Written exercise »
Beginning with the line where "Give me a plain-text" appears, retype every remaining line of the data below, both the first and last included.

Supplied records »
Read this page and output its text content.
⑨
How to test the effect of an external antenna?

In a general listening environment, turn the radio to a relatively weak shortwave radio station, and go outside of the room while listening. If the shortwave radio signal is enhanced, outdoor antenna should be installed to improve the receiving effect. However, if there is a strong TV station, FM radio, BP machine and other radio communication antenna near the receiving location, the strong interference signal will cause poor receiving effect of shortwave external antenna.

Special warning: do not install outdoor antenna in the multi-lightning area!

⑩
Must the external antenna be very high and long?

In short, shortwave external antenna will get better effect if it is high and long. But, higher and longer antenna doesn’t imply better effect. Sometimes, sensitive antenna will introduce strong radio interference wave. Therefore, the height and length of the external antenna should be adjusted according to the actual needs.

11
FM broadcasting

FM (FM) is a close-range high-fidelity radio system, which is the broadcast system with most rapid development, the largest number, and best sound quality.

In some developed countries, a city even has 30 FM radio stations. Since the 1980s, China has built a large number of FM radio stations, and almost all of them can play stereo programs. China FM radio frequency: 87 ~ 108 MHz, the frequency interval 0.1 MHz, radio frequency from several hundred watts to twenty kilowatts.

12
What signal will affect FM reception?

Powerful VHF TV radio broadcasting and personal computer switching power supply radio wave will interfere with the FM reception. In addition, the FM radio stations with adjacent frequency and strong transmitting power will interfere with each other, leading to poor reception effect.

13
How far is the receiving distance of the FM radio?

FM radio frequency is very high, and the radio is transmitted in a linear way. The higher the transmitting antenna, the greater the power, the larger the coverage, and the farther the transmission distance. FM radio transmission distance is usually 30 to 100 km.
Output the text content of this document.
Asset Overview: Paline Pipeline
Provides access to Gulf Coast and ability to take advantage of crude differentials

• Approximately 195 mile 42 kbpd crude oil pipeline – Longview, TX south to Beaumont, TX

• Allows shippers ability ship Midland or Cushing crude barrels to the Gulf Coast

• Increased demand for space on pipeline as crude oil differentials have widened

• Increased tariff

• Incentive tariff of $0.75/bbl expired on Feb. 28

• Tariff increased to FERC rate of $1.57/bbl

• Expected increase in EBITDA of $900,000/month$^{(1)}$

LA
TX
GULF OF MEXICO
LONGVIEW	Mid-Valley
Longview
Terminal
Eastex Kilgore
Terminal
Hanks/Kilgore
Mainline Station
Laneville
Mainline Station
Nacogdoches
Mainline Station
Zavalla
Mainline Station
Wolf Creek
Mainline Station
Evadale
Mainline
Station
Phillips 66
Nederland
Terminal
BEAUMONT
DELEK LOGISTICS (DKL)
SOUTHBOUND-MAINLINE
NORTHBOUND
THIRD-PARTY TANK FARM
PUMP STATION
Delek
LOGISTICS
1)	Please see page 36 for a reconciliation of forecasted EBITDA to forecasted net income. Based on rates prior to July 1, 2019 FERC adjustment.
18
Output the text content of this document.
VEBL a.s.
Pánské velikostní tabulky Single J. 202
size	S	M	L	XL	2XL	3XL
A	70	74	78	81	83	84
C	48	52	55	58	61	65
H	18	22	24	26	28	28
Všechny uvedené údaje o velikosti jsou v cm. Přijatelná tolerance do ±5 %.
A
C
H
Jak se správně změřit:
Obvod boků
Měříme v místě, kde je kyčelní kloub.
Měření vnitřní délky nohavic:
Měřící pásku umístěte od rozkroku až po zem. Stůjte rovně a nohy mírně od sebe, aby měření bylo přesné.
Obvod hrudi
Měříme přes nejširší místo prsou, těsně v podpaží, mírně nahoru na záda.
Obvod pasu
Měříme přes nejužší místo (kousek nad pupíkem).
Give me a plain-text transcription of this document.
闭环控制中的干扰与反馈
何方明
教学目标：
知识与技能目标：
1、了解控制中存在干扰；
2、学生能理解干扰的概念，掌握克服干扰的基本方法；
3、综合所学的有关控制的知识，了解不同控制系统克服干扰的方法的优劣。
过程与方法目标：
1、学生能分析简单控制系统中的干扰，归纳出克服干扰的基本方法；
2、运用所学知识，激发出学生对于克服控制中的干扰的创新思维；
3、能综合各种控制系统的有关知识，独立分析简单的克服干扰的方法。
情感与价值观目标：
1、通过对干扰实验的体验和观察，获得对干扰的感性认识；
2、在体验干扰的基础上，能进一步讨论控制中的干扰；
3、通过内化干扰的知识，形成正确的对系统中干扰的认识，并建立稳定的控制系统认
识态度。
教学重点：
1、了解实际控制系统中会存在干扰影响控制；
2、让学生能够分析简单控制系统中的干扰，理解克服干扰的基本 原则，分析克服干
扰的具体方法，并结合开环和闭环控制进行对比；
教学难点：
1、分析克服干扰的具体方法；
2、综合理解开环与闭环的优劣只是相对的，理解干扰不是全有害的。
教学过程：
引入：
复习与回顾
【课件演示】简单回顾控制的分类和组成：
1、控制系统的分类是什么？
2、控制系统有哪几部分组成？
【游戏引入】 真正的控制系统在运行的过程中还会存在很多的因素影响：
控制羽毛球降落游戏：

Problem solution »
Give me a plain-text transcription of this document.
闭环控制中的干扰与反馈
何方明
教学目标：
知识与技能目标：
1、了解控制中存在干扰；
2、学生能理解干扰的概念，掌握克服干扰的基本方法；
3、综合所学的有关控制的知识，了解不同控制系统克服干扰的方法的优劣。
过程与方法目标：
1、学生能分析简单控制系统中的干扰，归纳出克服干扰的基本方法；
2、运用所学知识，激发出学生对于克服控制中的干扰的创新思维；
3、能综合各种控制系统的有关知识，独立分析简单的克服干扰的方法。
情感与价值观目标：
1、通过对干扰实验的体验和观察，获得对干扰的感性认识；
2、在体验干扰的基础上，能进一步讨论控制中的干扰；
3、通过内化干扰的知识，形成正确的对系统中干扰的认识，并建立稳定的控制系统认
识态度。
教学重点：
1、了解实际控制系统中会存在干扰影响控制；
2、让学生能够分析简单控制系统中的干扰，理解克服干扰的基本 原则，分析克服干
扰的具体方法，并结合开环和闭环控制进行对比；
教学难点：
1、分析克服干扰的具体方法；
2、综合理解开环与闭环的优劣只是相对的，理解干扰不是全有害的。
教学过程：
引入：
复习与回顾
【课件演示】简单回顾控制的分类和组成：
1、控制系统的分类是什么？
2、控制系统有哪几部分组成？
【游戏引入】 真正的控制系统在运行的过程中还会存在很多的因素影响：
控制羽毛球降落游戏：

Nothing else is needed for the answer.